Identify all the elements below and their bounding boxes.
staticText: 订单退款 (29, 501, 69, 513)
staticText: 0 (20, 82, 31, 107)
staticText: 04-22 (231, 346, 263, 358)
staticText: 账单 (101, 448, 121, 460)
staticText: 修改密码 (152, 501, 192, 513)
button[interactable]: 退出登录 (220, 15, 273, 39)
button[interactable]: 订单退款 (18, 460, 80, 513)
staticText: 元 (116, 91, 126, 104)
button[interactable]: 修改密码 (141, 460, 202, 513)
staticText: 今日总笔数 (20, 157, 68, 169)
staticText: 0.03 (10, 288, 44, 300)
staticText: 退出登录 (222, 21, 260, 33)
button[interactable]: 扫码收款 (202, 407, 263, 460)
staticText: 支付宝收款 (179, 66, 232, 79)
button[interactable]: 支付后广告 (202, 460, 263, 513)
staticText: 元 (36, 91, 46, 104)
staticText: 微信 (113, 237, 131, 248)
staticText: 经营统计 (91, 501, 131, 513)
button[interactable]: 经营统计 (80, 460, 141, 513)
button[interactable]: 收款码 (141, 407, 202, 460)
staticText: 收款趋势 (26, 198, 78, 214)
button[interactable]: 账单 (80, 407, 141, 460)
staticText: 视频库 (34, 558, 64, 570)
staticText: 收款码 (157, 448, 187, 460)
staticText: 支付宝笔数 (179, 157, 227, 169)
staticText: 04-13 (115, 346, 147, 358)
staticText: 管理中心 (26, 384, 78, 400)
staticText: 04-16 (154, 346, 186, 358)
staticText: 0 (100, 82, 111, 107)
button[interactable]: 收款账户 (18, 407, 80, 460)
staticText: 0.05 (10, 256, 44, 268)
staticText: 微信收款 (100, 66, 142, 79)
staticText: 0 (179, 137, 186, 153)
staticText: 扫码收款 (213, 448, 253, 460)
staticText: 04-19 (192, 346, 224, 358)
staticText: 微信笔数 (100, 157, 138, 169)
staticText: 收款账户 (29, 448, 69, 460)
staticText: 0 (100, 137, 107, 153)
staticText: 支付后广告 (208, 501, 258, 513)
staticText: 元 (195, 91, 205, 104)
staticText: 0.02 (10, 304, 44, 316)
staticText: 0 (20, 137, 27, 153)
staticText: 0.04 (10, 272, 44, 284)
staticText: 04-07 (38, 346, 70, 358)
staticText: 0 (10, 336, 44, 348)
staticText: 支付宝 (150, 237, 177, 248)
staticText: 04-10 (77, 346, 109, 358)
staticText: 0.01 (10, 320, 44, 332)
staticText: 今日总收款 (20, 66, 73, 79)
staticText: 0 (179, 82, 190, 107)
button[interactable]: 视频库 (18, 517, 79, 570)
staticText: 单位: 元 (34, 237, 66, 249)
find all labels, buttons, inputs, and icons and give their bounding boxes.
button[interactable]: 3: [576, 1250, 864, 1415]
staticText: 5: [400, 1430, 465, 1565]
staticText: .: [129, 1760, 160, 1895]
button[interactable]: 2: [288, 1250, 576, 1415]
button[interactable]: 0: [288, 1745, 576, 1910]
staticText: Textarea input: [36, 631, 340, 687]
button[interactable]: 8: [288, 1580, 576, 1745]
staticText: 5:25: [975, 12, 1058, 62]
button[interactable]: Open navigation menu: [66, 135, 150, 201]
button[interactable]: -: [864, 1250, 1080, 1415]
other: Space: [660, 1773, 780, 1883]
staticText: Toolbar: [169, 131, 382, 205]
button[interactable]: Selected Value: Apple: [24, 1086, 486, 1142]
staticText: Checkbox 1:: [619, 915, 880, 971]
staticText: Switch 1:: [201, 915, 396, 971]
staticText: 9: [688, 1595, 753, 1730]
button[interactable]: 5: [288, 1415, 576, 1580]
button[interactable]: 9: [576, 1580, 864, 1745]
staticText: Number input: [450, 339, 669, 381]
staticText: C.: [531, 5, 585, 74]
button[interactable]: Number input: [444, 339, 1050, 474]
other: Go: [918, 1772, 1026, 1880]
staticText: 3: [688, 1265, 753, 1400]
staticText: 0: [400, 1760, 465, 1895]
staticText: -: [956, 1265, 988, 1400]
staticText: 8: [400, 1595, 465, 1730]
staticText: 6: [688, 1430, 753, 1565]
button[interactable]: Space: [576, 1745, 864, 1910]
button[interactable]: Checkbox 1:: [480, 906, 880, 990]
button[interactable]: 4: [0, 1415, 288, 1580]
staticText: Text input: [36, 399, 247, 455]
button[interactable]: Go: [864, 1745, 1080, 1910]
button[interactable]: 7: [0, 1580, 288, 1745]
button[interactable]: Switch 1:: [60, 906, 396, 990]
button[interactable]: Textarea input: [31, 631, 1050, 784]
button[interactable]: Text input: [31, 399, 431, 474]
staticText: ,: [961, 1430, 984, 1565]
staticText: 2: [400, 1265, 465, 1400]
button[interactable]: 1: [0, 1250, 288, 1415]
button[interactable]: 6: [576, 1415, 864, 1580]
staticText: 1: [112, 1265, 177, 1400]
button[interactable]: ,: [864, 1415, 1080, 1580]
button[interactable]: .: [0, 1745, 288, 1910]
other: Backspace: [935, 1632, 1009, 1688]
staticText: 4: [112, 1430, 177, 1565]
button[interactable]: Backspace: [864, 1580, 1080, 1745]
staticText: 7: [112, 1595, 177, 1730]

------------------------------------------------------------

_SET EXERCISE_:
Edit the lines from the start of the records through the line containing "staticText: .: [129, 1760, 160, 1895]", inclusive, so that "Identify" becomes "Locate", and leave everything else unchanged. Give only those lines.

_SOLUTION FOR THIS PROBLEM_:
Locate all the elements below and their bounding boxes.
staticText: 订单退款 (29, 501, 69, 513)
staticText: 0 (20, 82, 31, 107)
staticText: 04-22 (231, 346, 263, 358)
staticText: 账单 (101, 448, 121, 460)
staticText: 修改密码 (152, 501, 192, 513)
button[interactable]: 退出登录 (220, 15, 273, 39)
button[interactable]: 订单退款 (18, 460, 80, 513)
staticText: 元 (116, 91, 126, 104)
button[interactable]: 修改密码 (141, 460, 202, 513)
staticText: 今日总笔数 (20, 157, 68, 169)
staticText: 0.03 (10, 288, 44, 300)
staticText: 退出登录 (222, 21, 260, 33)
button[interactable]: 扫码收款 (202, 407, 263, 460)
staticText: 支付宝收款 (179, 66, 232, 79)
button[interactable]: 支付后广告 (202, 460, 263, 513)
staticText: 元 (36, 91, 46, 104)
staticText: 微信 (113, 237, 131, 248)
staticText: 经营统计 (91, 501, 131, 513)
button[interactable]: 经营统计 (80, 460, 141, 513)
button[interactable]: 收款码 (141, 407, 202, 460)
staticText: 收款趋势 (26, 198, 78, 214)
button[interactable]: 账单 (80, 407, 141, 460)
staticText: 视频库 (34, 558, 64, 570)
staticText: 收款码 (157, 448, 187, 460)
staticText: 支付宝笔数 (179, 157, 227, 169)
staticText: 04-13 (115, 346, 147, 358)
staticText: 管理中心 (26, 384, 78, 400)
staticText: 04-16 (154, 346, 186, 358)
staticText: 0 (100, 82, 111, 107)
button[interactable]: 收款账户 (18, 407, 80, 460)
staticText: 0.05 (10, 256, 44, 268)
staticText: 微信收款 (100, 66, 142, 79)
staticText: 0 (179, 137, 186, 153)
staticText: 扫码收款 (213, 448, 253, 460)
staticText: 04-19 (192, 346, 224, 358)
staticText: 微信笔数 (100, 157, 138, 169)
staticText: 收款账户 (29, 448, 69, 460)
staticText: 0 (100, 137, 107, 153)
staticText: 支付后广告 (208, 501, 258, 513)
staticText: 元 (195, 91, 205, 104)
staticText: 0.02 (10, 304, 44, 316)
staticText: 0 (20, 137, 27, 153)
staticText: 0.04 (10, 272, 44, 284)
staticText: 04-07 (38, 346, 70, 358)
staticText: 0 (10, 336, 44, 348)
staticText: 支付宝 (150, 237, 177, 248)
staticText: 04-10 (77, 346, 109, 358)
staticText: 0.01 (10, 320, 44, 332)
staticText: 今日总收款 (20, 66, 73, 79)
staticText: 0 (179, 82, 190, 107)
button[interactable]: 视频库 (18, 517, 79, 570)
staticText: 单位: 元 (34, 237, 66, 249)
find all labels, buttons, inputs, and icons and give their bounding boxes.
button[interactable]: 3: [576, 1250, 864, 1415]
staticText: 5: [400, 1430, 465, 1565]
staticText: .: [129, 1760, 160, 1895]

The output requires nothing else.